++++ Excerpted data ++++

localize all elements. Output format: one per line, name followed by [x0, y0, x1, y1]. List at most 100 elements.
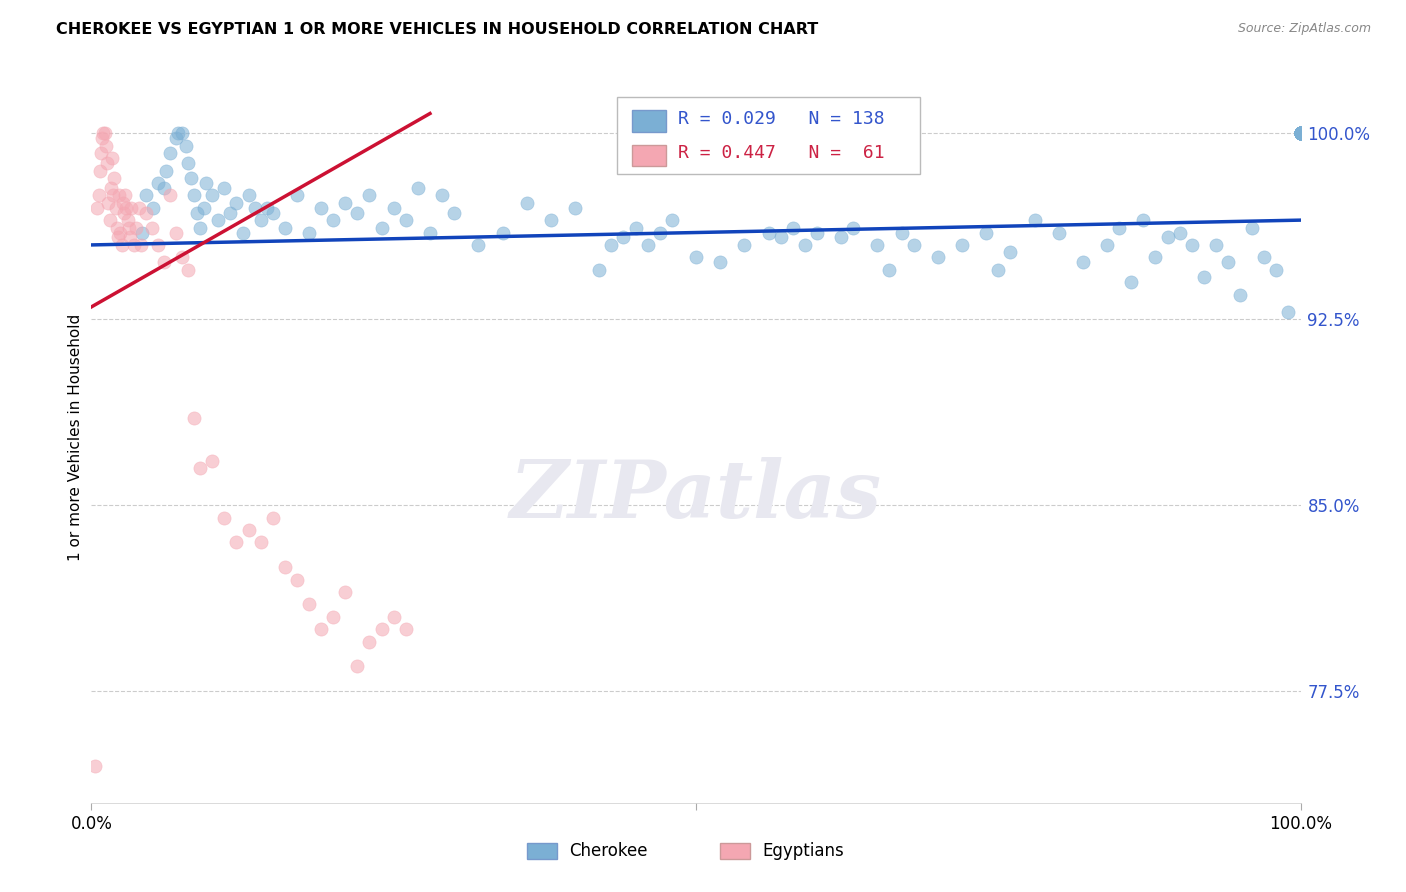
Point [443, 205, 465, 219]
Point [1000, 245, 1022, 260]
Point [1289, 126, 1312, 140]
Point [309, 622, 332, 636]
Point [927, 250, 949, 264]
Point [1289, 126, 1312, 140]
Point [516, 195, 538, 210]
Point [274, 560, 297, 574]
Point [782, 220, 804, 235]
Text: Egyptians: Egyptians [762, 842, 844, 860]
Point [225, 535, 247, 549]
Point [180, 171, 202, 186]
Point [110, 226, 132, 240]
Point [94, 138, 117, 153]
Point [101, 188, 124, 202]
Point [322, 213, 344, 227]
Point [600, 238, 623, 252]
Text: R = 0.029   N = 138: R = 0.029 N = 138 [678, 110, 884, 128]
Point [105, 220, 128, 235]
Point [1289, 126, 1312, 140]
Point [104, 201, 127, 215]
Point [1289, 126, 1312, 140]
Point [1024, 213, 1046, 227]
Point [256, 201, 278, 215]
Point [214, 181, 236, 195]
Point [346, 659, 368, 673]
Point [122, 238, 145, 252]
Point [1265, 262, 1288, 277]
Point [903, 238, 925, 252]
Point [120, 201, 142, 215]
Point [141, 220, 163, 235]
Point [1289, 126, 1312, 140]
Point [769, 230, 792, 244]
Point [214, 510, 236, 524]
Point [1277, 305, 1299, 319]
Point [153, 255, 176, 269]
Point [685, 250, 707, 264]
Point [146, 238, 169, 252]
Point [183, 411, 205, 425]
Point [1289, 126, 1312, 140]
Point [624, 220, 647, 235]
Point [1289, 126, 1312, 140]
Point [86, 201, 108, 215]
Point [637, 238, 659, 252]
Point [842, 220, 865, 235]
Point [1121, 275, 1143, 289]
Point [186, 205, 208, 219]
Point [430, 188, 453, 202]
Bar [631, 145, 666, 167]
Point [155, 163, 177, 178]
Point [1144, 250, 1167, 264]
Text: R = 0.447   N =  61: R = 0.447 N = 61 [678, 145, 884, 162]
Point [219, 205, 242, 219]
Point [1095, 238, 1118, 252]
Point [131, 226, 153, 240]
Point [1229, 287, 1251, 301]
Point [1289, 126, 1312, 140]
Point [112, 205, 135, 219]
Point [90, 146, 112, 161]
Point [165, 226, 187, 240]
Point [135, 188, 157, 202]
Point [1289, 126, 1312, 140]
Point [298, 598, 321, 612]
Point [177, 156, 200, 170]
Point [172, 250, 194, 264]
Point [370, 622, 392, 636]
Bar [527, 843, 557, 859]
Point [243, 201, 266, 215]
Point [1289, 126, 1312, 140]
Point [1289, 126, 1312, 140]
Point [1168, 226, 1191, 240]
Text: Cherokee: Cherokee [569, 842, 648, 860]
Point [125, 220, 148, 235]
Point [188, 461, 211, 475]
Point [359, 634, 381, 648]
Point [108, 188, 131, 202]
Text: ZIPatlas: ZIPatlas [510, 457, 882, 534]
Point [84, 758, 107, 772]
Point [159, 188, 181, 202]
Point [249, 535, 271, 549]
Point [207, 213, 229, 227]
Point [1289, 126, 1312, 140]
Point [201, 188, 224, 202]
Point [866, 238, 889, 252]
Point [1289, 126, 1312, 140]
Point [1289, 126, 1312, 140]
Point [1192, 270, 1215, 285]
Bar [720, 843, 751, 859]
Point [1241, 220, 1264, 235]
Point [1289, 126, 1312, 140]
Point [406, 181, 429, 195]
Point [97, 195, 120, 210]
Point [107, 230, 129, 244]
Point [1289, 126, 1312, 140]
Point [1289, 126, 1312, 140]
Point [231, 226, 253, 240]
Point [298, 226, 321, 240]
Point [346, 205, 368, 219]
Point [238, 523, 260, 537]
Point [382, 610, 405, 624]
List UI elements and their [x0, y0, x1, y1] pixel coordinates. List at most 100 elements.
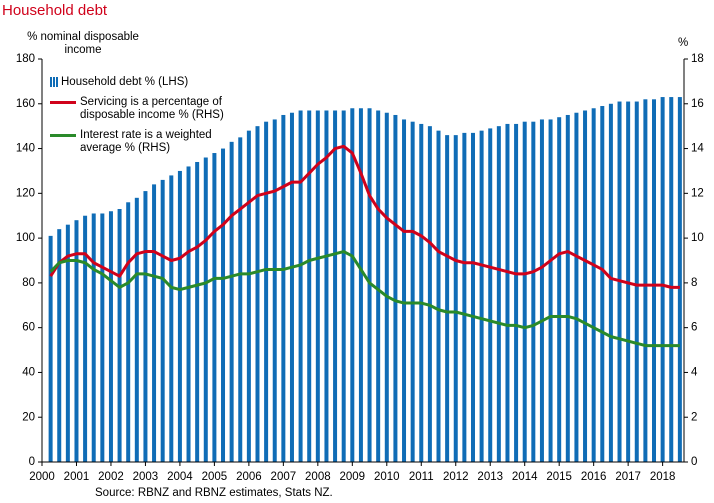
bar — [660, 97, 665, 463]
x-tick-label: 2009 — [340, 471, 366, 483]
x-tick-label: 2015 — [546, 471, 572, 483]
y-tick-label: 20 — [22, 411, 35, 423]
y2-tick-label: 12 — [691, 187, 704, 199]
y-tick-label: 80 — [22, 277, 35, 289]
legend-item: Interest rate is a weighted average % (R… — [50, 129, 250, 155]
bar — [436, 130, 441, 462]
y-tick-label: 160 — [16, 98, 35, 110]
line — [49, 250, 680, 348]
bar — [531, 121, 536, 462]
bar — [281, 114, 286, 462]
bar — [574, 112, 579, 462]
bar — [419, 123, 424, 462]
bar — [143, 191, 148, 462]
x-tick-label: 2006 — [236, 471, 262, 483]
line — [49, 144, 680, 289]
bar — [505, 123, 510, 462]
legend-swatch — [50, 77, 58, 87]
bar — [427, 126, 432, 463]
y-tick-label: 0 — [29, 456, 35, 468]
bar — [289, 112, 294, 462]
legend-item: Servicing is a percentage of disposable … — [50, 96, 250, 122]
y2-tick-label: 16 — [691, 98, 704, 110]
bar — [445, 135, 450, 462]
x-tick-label: 2017 — [615, 471, 641, 483]
bar — [203, 157, 208, 462]
bar — [634, 101, 639, 463]
bar — [108, 211, 113, 462]
bar — [522, 121, 527, 462]
x-tick-label: 2014 — [512, 471, 538, 483]
bar — [177, 170, 182, 462]
bar — [65, 224, 70, 462]
x-tick-label: 2000 — [29, 471, 55, 483]
bar — [402, 119, 407, 462]
bar — [169, 175, 174, 462]
legend-label: Household debt % (LHS) — [61, 76, 189, 88]
y2-tick-label: 18 — [691, 53, 704, 65]
bar — [557, 117, 562, 462]
bar — [479, 130, 484, 462]
x-tick-label: 2016 — [581, 471, 607, 483]
bar — [74, 220, 79, 462]
bar — [539, 119, 544, 462]
bar — [298, 110, 303, 462]
chart-title: Household debt — [2, 2, 108, 19]
bar — [393, 114, 398, 462]
y2-tick-label: 0 — [691, 456, 697, 468]
x-tick-label: 2002 — [98, 471, 124, 483]
x-tick-label: 2018 — [650, 471, 676, 483]
y-tick-label: 140 — [16, 143, 35, 155]
bar — [212, 153, 217, 463]
y-tick-label: 60 — [22, 322, 35, 334]
bar — [57, 229, 62, 462]
bar — [264, 121, 269, 462]
x-tick-label: 2003 — [133, 471, 159, 483]
bar — [186, 166, 191, 462]
bar — [565, 114, 570, 462]
x-tick-label: 2005 — [202, 471, 228, 483]
y2-tick-label: 10 — [691, 232, 704, 244]
bar — [341, 110, 346, 462]
x-tick-label: 2008 — [305, 471, 331, 483]
bar — [272, 119, 277, 462]
bar — [488, 128, 493, 462]
bar — [246, 130, 251, 462]
legend-label: Interest rate is a weighted average % (R… — [80, 129, 212, 154]
y2-tick-label: 8 — [691, 277, 697, 289]
y2-tick-label: 4 — [691, 366, 698, 378]
bar — [117, 209, 122, 462]
y2-tick-label: 14 — [691, 143, 704, 155]
bar — [229, 141, 234, 463]
bar — [307, 110, 312, 462]
x-tick-label: 2011 — [409, 471, 434, 483]
bar — [608, 103, 613, 463]
bar — [48, 235, 53, 462]
bar — [470, 132, 475, 462]
bar — [643, 99, 648, 463]
bar — [669, 97, 674, 463]
legend-label: Servicing is a percentage of disposable … — [80, 96, 224, 121]
x-tick-label: 2010 — [374, 471, 400, 483]
bar — [126, 202, 131, 463]
bar — [100, 213, 105, 462]
x-tick-label: 2013 — [477, 471, 503, 483]
bar — [83, 215, 88, 462]
bar — [462, 132, 467, 462]
bar — [496, 126, 501, 463]
bar — [134, 197, 139, 463]
legend-swatch — [50, 134, 76, 137]
bar — [591, 108, 596, 462]
x-tick-label: 2007 — [271, 471, 297, 483]
bar — [410, 121, 415, 462]
x-tick-label: 2012 — [443, 471, 469, 483]
bar — [152, 184, 157, 462]
y-axis-label: % nominal disposable income — [27, 31, 139, 56]
source: Source: RBNZ and RBNZ estimates, Stats N… — [95, 487, 333, 499]
bar — [514, 123, 519, 462]
bar — [160, 179, 165, 462]
y-tick-label: 180 — [16, 53, 35, 65]
bar — [350, 108, 355, 462]
y2-tick-label: 6 — [691, 322, 697, 334]
y2-axis-label: % — [678, 37, 689, 49]
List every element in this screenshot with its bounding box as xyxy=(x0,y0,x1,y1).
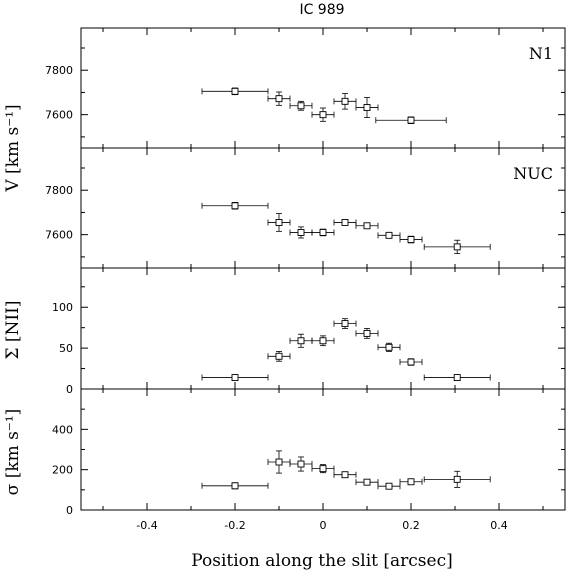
data-point-marker xyxy=(275,218,283,226)
panel-frame xyxy=(80,267,566,390)
data-point-marker xyxy=(407,236,415,244)
data-point-marker xyxy=(363,104,371,112)
y-tick-label: 100 xyxy=(52,301,73,314)
y-tick-label: 0 xyxy=(66,383,73,396)
data-point-marker xyxy=(385,343,393,351)
panel-frame xyxy=(80,388,566,511)
chart-title: IC 989 xyxy=(299,2,344,18)
y-tick-label: 0 xyxy=(66,504,73,517)
panel-label: NUC xyxy=(513,164,553,183)
panel-label: N1 xyxy=(529,44,553,63)
y-tick-label: 7800 xyxy=(45,184,73,197)
y-axis-label-sigma-flux: Σ [NII] xyxy=(3,301,23,360)
data-point-marker xyxy=(275,458,283,466)
data-point-marker xyxy=(231,202,239,210)
data-point-marker xyxy=(319,228,327,236)
y-tick-label: 50 xyxy=(59,342,73,355)
data-point-marker xyxy=(297,102,305,110)
panel-frame xyxy=(80,147,566,269)
data-point-marker xyxy=(231,374,239,382)
y-axis-label-velocity: V [km s⁻¹] xyxy=(3,104,23,192)
y-tick-label: 400 xyxy=(52,423,73,436)
data-point-marker xyxy=(407,116,415,124)
data-point-marker xyxy=(453,475,461,483)
data-point-marker xyxy=(297,228,305,236)
y-axis-label-dispersion: σ [km s⁻¹] xyxy=(3,409,23,496)
y-tick-label: 200 xyxy=(52,464,73,477)
data-point-marker xyxy=(363,329,371,337)
data-point-marker xyxy=(385,482,393,490)
data-point-marker xyxy=(453,374,461,382)
data-point-marker xyxy=(407,478,415,486)
y-tick-label: 7600 xyxy=(45,229,73,242)
data-point-marker xyxy=(319,465,327,473)
x-tick-label: -0.2 xyxy=(224,519,245,532)
data-point-marker xyxy=(341,97,349,105)
data-point-marker xyxy=(319,111,327,119)
data-point-marker xyxy=(319,337,327,345)
data-point-marker xyxy=(297,337,305,345)
y-tick-label: 7800 xyxy=(45,64,73,77)
data-point-marker xyxy=(231,87,239,95)
x-tick-label: 0.4 xyxy=(490,519,508,532)
x-axis-label: Position along the slit [arcsec] xyxy=(191,551,452,570)
x-tick-label: -0.4 xyxy=(136,519,157,532)
y-tick-label: 7600 xyxy=(45,109,73,122)
data-point-marker xyxy=(297,460,305,468)
data-point-marker xyxy=(231,482,239,490)
data-point-marker xyxy=(363,478,371,486)
data-point-marker xyxy=(453,243,461,251)
x-tick-label: 0 xyxy=(320,519,327,532)
data-point-marker xyxy=(275,95,283,103)
x-tick-label: 0.2 xyxy=(402,519,420,532)
data-point-marker xyxy=(341,320,349,328)
data-point-marker xyxy=(385,231,393,239)
panel-frame xyxy=(80,27,566,149)
data-point-marker xyxy=(341,471,349,479)
data-point-marker xyxy=(275,352,283,360)
data-point-marker xyxy=(407,358,415,366)
data-point-marker xyxy=(341,218,349,226)
panels-group: 7600 7800 N1 7600 7800 NUC 0 50 100 0 200 400 -0.4 -0… xyxy=(45,27,566,532)
data-point-marker xyxy=(363,222,371,230)
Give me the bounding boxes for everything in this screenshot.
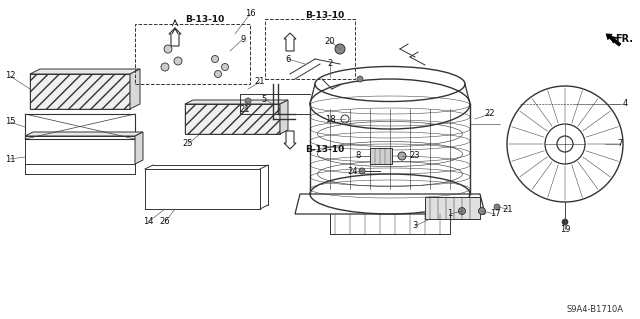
Circle shape [562, 219, 568, 225]
Bar [265, 19, 355, 79]
Bar [25, 136, 135, 164]
Text: S9A4-B1710A: S9A4-B1710A [566, 305, 623, 314]
Polygon shape [30, 69, 140, 74]
Circle shape [161, 63, 169, 71]
Circle shape [174, 57, 182, 65]
Bar [30, 74, 130, 109]
Text: 3: 3 [412, 221, 418, 231]
FancyArrow shape [169, 28, 181, 46]
Text: B-13-10: B-13-10 [305, 11, 344, 20]
Circle shape [211, 56, 218, 63]
Polygon shape [280, 100, 288, 134]
Circle shape [398, 152, 406, 160]
Text: 9: 9 [241, 34, 246, 43]
Text: 22: 22 [484, 109, 495, 118]
Text: 6: 6 [285, 55, 291, 63]
FancyArrow shape [606, 34, 621, 46]
Text: 16: 16 [244, 10, 255, 19]
Text: 17: 17 [490, 210, 500, 219]
Bar [185, 104, 280, 134]
Text: 5: 5 [261, 94, 267, 103]
Text: FR.: FR. [615, 34, 633, 44]
Text: 4: 4 [622, 100, 628, 108]
Polygon shape [135, 132, 143, 164]
Bar [30, 74, 130, 109]
Text: 26: 26 [160, 218, 170, 226]
Text: 25: 25 [183, 139, 193, 149]
Text: 21: 21 [240, 105, 250, 114]
Text: 20: 20 [324, 36, 335, 46]
Text: 23: 23 [410, 152, 420, 160]
Text: 7: 7 [618, 139, 623, 149]
Circle shape [214, 70, 221, 78]
Bar [185, 104, 280, 134]
Text: 21: 21 [255, 78, 265, 86]
Circle shape [359, 168, 365, 174]
Circle shape [335, 44, 345, 54]
Polygon shape [130, 69, 140, 109]
Text: 11: 11 [4, 154, 15, 164]
Circle shape [245, 98, 251, 104]
Circle shape [357, 76, 363, 82]
Bar [135, 24, 250, 84]
Circle shape [458, 207, 465, 214]
Polygon shape [25, 132, 143, 136]
Text: 12: 12 [4, 71, 15, 80]
Text: 8: 8 [355, 152, 361, 160]
FancyArrow shape [284, 131, 296, 149]
Circle shape [221, 63, 228, 70]
Text: 15: 15 [4, 117, 15, 127]
Text: 24: 24 [348, 167, 358, 175]
Circle shape [479, 207, 486, 214]
FancyArrow shape [284, 33, 296, 51]
Bar [370, 148, 392, 164]
Text: 2: 2 [328, 60, 333, 69]
Circle shape [494, 204, 500, 210]
Text: B-13-10: B-13-10 [185, 16, 224, 25]
Text: 14: 14 [143, 218, 153, 226]
Text: 18: 18 [324, 115, 335, 123]
Text: 21: 21 [503, 204, 513, 213]
Bar [425, 197, 480, 219]
Polygon shape [185, 100, 288, 104]
Text: 19: 19 [560, 225, 570, 234]
Circle shape [164, 45, 172, 53]
Text: 1: 1 [447, 210, 452, 219]
Text: B-13-10: B-13-10 [305, 145, 344, 153]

++++

Problem description:
Quote the records verbatim from the line containing "bar — [660, 97, 665, 463]" through the line containing "bar — [289, 112, 294, 462]", including both of those lines.

Task response:
bar — [660, 97, 665, 463]
x-tick-label: 2009 — [340, 471, 366, 483]
x-tick-label: 2015 — [546, 471, 572, 483]
y-tick-label: 20 — [22, 411, 35, 423]
y2-tick-label: 12 — [691, 187, 704, 199]
y-tick-label: 80 — [22, 277, 35, 289]
legend-item: Interest rate is a weighted average % (R… — [50, 129, 250, 155]
bar — [436, 130, 441, 462]
y-tick-label: 160 — [16, 98, 35, 110]
line — [49, 250, 680, 348]
bar — [531, 121, 536, 462]
bar — [281, 114, 286, 462]
bar — [574, 112, 579, 462]
bar — [419, 123, 424, 462]
bar — [143, 191, 148, 462]
x-tick-label: 2006 — [236, 471, 262, 483]
line — [49, 144, 680, 289]
bar — [505, 123, 510, 462]
legend-swatch — [50, 77, 58, 87]
bar — [427, 126, 432, 463]
y-tick-label: 0 — [29, 456, 35, 468]
bar — [289, 112, 294, 462]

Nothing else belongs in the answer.